↓↓↓
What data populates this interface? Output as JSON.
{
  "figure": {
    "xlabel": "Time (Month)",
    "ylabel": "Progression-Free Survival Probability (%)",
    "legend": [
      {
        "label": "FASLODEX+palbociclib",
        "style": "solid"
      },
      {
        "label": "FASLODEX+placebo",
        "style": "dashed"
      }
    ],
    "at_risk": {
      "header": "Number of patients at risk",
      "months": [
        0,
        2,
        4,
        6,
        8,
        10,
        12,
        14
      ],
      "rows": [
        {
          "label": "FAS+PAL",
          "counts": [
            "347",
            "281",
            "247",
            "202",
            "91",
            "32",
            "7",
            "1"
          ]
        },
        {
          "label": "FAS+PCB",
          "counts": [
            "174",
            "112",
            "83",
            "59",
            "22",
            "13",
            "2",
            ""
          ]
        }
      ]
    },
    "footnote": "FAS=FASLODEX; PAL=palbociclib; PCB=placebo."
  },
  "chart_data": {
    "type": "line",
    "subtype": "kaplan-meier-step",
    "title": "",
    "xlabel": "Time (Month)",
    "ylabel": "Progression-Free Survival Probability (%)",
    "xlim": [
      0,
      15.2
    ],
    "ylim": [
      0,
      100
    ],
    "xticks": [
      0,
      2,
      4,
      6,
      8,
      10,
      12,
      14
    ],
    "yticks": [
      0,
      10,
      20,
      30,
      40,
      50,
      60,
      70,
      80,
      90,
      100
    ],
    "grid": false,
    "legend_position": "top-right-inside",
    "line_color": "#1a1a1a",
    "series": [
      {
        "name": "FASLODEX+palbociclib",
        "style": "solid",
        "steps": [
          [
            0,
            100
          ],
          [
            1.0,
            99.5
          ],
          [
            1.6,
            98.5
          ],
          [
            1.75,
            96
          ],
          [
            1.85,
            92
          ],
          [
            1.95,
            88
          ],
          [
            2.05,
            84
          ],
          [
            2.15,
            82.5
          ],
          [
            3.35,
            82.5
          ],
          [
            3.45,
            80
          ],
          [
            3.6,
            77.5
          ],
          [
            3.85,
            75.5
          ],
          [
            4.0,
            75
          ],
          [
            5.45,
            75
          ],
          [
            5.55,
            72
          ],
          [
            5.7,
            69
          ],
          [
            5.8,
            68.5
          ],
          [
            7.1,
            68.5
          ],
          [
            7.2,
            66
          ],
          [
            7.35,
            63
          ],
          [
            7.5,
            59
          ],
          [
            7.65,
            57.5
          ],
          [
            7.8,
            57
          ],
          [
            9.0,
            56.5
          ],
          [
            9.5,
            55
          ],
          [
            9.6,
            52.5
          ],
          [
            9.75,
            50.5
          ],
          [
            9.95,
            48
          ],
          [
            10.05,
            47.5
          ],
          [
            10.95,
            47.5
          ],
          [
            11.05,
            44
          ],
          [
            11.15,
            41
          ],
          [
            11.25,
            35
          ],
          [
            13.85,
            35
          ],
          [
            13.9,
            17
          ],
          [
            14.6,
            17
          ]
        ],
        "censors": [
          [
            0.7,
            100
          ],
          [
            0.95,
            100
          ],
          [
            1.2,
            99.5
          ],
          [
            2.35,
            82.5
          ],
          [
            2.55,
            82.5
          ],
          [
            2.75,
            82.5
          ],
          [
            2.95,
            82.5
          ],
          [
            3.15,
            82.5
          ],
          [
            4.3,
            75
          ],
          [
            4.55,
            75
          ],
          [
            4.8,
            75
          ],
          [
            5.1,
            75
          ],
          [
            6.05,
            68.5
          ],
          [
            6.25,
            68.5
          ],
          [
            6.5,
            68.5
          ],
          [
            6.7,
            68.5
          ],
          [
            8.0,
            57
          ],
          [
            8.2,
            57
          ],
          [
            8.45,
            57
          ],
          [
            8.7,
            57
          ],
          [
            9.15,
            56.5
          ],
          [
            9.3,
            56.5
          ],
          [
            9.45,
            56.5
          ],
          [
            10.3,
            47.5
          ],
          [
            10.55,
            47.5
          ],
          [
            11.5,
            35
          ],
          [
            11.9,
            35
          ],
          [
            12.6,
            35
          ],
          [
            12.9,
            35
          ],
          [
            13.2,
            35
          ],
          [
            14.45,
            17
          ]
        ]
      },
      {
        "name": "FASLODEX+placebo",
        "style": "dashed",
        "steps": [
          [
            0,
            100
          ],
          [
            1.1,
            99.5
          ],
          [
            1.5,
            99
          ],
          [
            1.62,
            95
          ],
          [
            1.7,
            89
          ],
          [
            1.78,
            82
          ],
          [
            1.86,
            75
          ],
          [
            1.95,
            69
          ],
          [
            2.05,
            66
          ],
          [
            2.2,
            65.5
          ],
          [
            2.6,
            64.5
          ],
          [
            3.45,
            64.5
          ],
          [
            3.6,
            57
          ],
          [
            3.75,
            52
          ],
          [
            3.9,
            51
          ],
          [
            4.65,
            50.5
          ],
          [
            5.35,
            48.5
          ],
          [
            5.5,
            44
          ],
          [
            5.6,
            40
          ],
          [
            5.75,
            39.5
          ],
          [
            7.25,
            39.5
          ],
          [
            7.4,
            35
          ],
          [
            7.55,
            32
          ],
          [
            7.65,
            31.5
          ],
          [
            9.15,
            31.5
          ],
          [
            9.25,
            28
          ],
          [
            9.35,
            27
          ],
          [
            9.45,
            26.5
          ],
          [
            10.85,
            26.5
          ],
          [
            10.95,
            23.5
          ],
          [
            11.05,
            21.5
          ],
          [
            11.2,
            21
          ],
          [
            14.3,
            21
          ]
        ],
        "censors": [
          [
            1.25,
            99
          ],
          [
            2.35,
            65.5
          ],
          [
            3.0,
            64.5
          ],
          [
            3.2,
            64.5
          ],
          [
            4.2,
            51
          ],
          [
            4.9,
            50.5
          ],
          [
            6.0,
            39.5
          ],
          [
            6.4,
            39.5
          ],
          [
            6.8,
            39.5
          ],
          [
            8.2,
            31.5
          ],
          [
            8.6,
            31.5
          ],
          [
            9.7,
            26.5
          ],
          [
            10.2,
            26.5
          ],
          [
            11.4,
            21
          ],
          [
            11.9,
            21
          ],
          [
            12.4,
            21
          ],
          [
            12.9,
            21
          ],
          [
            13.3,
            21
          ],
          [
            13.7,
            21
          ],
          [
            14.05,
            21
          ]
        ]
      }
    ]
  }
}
↑↑↑
## ACTIVITY
An exact copy of every line above is what this asks for.

## SOLUTION
What data populates this interface? Output as JSON.
{
  "figure": {
    "xlabel": "Time (Month)",
    "ylabel": "Progression-Free Survival Probability (%)",
    "legend": [
      {
        "label": "FASLODEX+palbociclib",
        "style": "solid"
      },
      {
        "label": "FASLODEX+placebo",
        "style": "dashed"
      }
    ],
    "at_risk": {
      "header": "Number of patients at risk",
      "months": [
        0,
        2,
        4,
        6,
        8,
        10,
        12,
        14
      ],
      "rows": [
        {
          "label": "FAS+PAL",
          "counts": [
            "347",
            "281",
            "247",
            "202",
            "91",
            "32",
            "7",
            "1"
          ]
        },
        {
          "label": "FAS+PCB",
          "counts": [
            "174",
            "112",
            "83",
            "59",
            "22",
            "13",
            "2",
            ""
          ]
        }
      ]
    },
    "footnote": "FAS=FASLODEX; PAL=palbociclib; PCB=placebo."
  },
  "chart_data": {
    "type": "line",
    "subtype": "kaplan-meier-step",
    "title": "",
    "xlabel": "Time (Month)",
    "ylabel": "Progression-Free Survival Probability (%)",
    "xlim": [
      0,
      15.2
    ],
    "ylim": [
      0,
      100
    ],
    "xticks": [
      0,
      2,
      4,
      6,
      8,
      10,
      12,
      14
    ],
    "yticks": [
      0,
      10,
      20,
      30,
      40,
      50,
      60,
      70,
      80,
      90,
      100
    ],
    "grid": false,
    "legend_position": "top-right-inside",
    "line_color": "#1a1a1a",
    "series": [
      {
        "name": "FASLODEX+palbociclib",
        "style": "solid",
        "steps": [
          [
            0,
            100
          ],
          [
            1.0,
            99.5
          ],
          [
            1.6,
            98.5
          ],
          [
            1.75,
            96
          ],
          [
            1.85,
            92
          ],
          [
            1.95,
            88
          ],
          [
            2.05,
            84
          ],
          [
            2.15,
            82.5
          ],
          [
            3.35,
            82.5
          ],
          [
            3.45,
            80
          ],
          [
            3.6,
            77.5
          ],
          [
            3.85,
            75.5
          ],
          [
            4.0,
            75
          ],
          [
            5.45,
            75
          ],
          [
            5.55,
            72
          ],
          [
            5.7,
            69
          ],
          [
            5.8,
            68.5
          ],
          [
            7.1,
            68.5
          ],
          [
            7.2,
            66
          ],
          [
            7.35,
            63
          ],
          [
            7.5,
            59
          ],
          [
            7.65,
            57.5
          ],
          [
            7.8,
            57
          ],
          [
            9.0,
            56.5
          ],
          [
            9.5,
            55
          ],
          [
            9.6,
            52.5
          ],
          [
            9.75,
            50.5
          ],
          [
            9.95,
            48
          ],
          [
            10.05,
            47.5
          ],
          [
            10.95,
            47.5
          ],
          [
            11.05,
            44
          ],
          [
            11.15,
            41
          ],
          [
            11.25,
            35
          ],
          [
            13.85,
            35
          ],
          [
            13.9,
            17
          ],
          [
            14.6,
            17
          ]
        ],
        "censors": [
          [
            0.7,
            100
          ],
          [
            0.95,
            100
          ],
          [
            1.2,
            99.5
          ],
          [
            2.35,
            82.5
          ],
          [
            2.55,
            82.5
          ],
          [
            2.75,
            82.5
          ],
          [
            2.95,
            82.5
          ],
          [
            3.15,
            82.5
          ],
          [
            4.3,
            75
          ],
          [
            4.55,
            75
          ],
          [
            4.8,
            75
          ],
          [
            5.1,
            75
          ],
          [
            6.05,
            68.5
          ],
          [
            6.25,
            68.5
          ],
          [
            6.5,
            68.5
          ],
          [
            6.7,
            68.5
          ],
          [
            8.0,
            57
          ],
          [
            8.2,
            57
          ],
          [
            8.45,
            57
          ],
          [
            8.7,
            57
          ],
          [
            9.15,
            56.5
          ],
          [
            9.3,
            56.5
          ],
          [
            9.45,
            56.5
          ],
          [
            10.3,
            47.5
          ],
          [
            10.55,
            47.5
          ],
          [
            11.5,
            35
          ],
          [
            11.9,
            35
          ],
          [
            12.6,
            35
          ],
          [
            12.9,
            35
          ],
          [
            13.2,
            35
          ],
          [
            14.45,
            17
          ]
        ]
      },
      {
        "name": "FASLODEX+placebo",
        "style": "dashed",
        "steps": [
          [
            0,
            100
          ],
          [
            1.1,
            99.5
          ],
          [
            1.5,
            99
          ],
          [
            1.62,
            95
          ],
          [
            1.7,
            89
          ],
          [
            1.78,
            82
          ],
          [
            1.86,
            75
          ],
          [
            1.95,
            69
          ],
          [
            2.05,
            66
          ],
          [
            2.2,
            65.5
          ],
          [
            2.6,
            64.5
          ],
          [
            3.45,
            64.5
          ],
          [
            3.6,
            57
          ],
          [
            3.75,
            52
          ],
          [
            3.9,
            51
          ],
          [
            4.65,
            50.5
          ],
          [
            5.35,
            48.5
          ],
          [
            5.5,
            44
          ],
          [
            5.6,
            40
          ],
          [
            5.75,
            39.5
          ],
          [
            7.25,
            39.5
          ],
          [
            7.4,
            35
          ],
          [
            7.55,
            32
          ],
          [
            7.65,
            31.5
          ],
          [
            9.15,
            31.5
          ],
          [
            9.25,
            28
          ],
          [
            9.35,
            27
          ],
          [
            9.45,
            26.5
          ],
          [
            10.85,
            26.5
          ],
          [
            10.95,
            23.5
          ],
          [
            11.05,
            21.5
          ],
          [
            11.2,
            21
          ],
          [
            14.3,
            21
          ]
        ],
        "censors": [
          [
            1.25,
            99
          ],
          [
            2.35,
            65.5
          ],
          [
            3.0,
            64.5
          ],
          [
            3.2,
            64.5
          ],
          [
            4.2,
            51
          ],
          [
            4.9,
            50.5
          ],
          [
            6.0,
            39.5
          ],
          [
            6.4,
            39.5
          ],
          [
            6.8,
            39.5
          ],
          [
            8.2,
            31.5
          ],
          [
            8.6,
            31.5
          ],
          [
            9.7,
            26.5
          ],
          [
            10.2,
            26.5
          ],
          [
            11.4,
            21
          ],
          [
            11.9,
            21
          ],
          [
            12.4,
            21
          ],
          [
            12.9,
            21
          ],
          [
            13.3,
            21
          ],
          [
            13.7,
            21
          ],
          [
            14.05,
            21
          ]
        ]
      }
    ]
  }
}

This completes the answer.